To be done
All lines below must be repeated exactly, with the pictures omitted.

Record list
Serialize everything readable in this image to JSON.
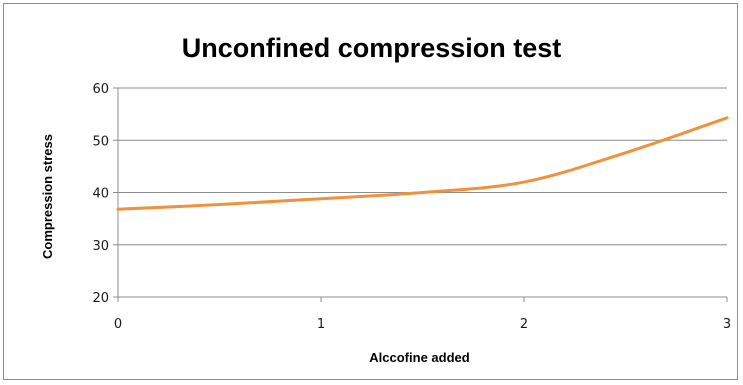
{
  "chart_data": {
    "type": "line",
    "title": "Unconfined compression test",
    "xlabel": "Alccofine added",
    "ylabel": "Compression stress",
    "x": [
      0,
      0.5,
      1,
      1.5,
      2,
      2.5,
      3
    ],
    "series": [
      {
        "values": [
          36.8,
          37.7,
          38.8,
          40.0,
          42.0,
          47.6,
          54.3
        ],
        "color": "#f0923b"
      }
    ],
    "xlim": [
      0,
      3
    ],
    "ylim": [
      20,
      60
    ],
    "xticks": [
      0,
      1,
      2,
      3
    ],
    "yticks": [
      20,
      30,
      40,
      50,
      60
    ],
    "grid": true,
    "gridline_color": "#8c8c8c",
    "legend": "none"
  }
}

Output of the task
Serialize everything readable in this image to JSON.
{
  "chart_data": {
    "type": "line",
    "title": "Unconfined compression test",
    "xlabel": "Alccofine added",
    "ylabel": "Compression stress",
    "x": [
      0,
      0.5,
      1,
      1.5,
      2,
      2.5,
      3
    ],
    "series": [
      {
        "values": [
          36.8,
          37.7,
          38.8,
          40.0,
          42.0,
          47.6,
          54.3
        ],
        "color": "#f0923b"
      }
    ],
    "xlim": [
      0,
      3
    ],
    "ylim": [
      20,
      60
    ],
    "xticks": [
      0,
      1,
      2,
      3
    ],
    "yticks": [
      20,
      30,
      40,
      50,
      60
    ],
    "grid": true,
    "gridline_color": "#8c8c8c",
    "legend": "none"
  }
}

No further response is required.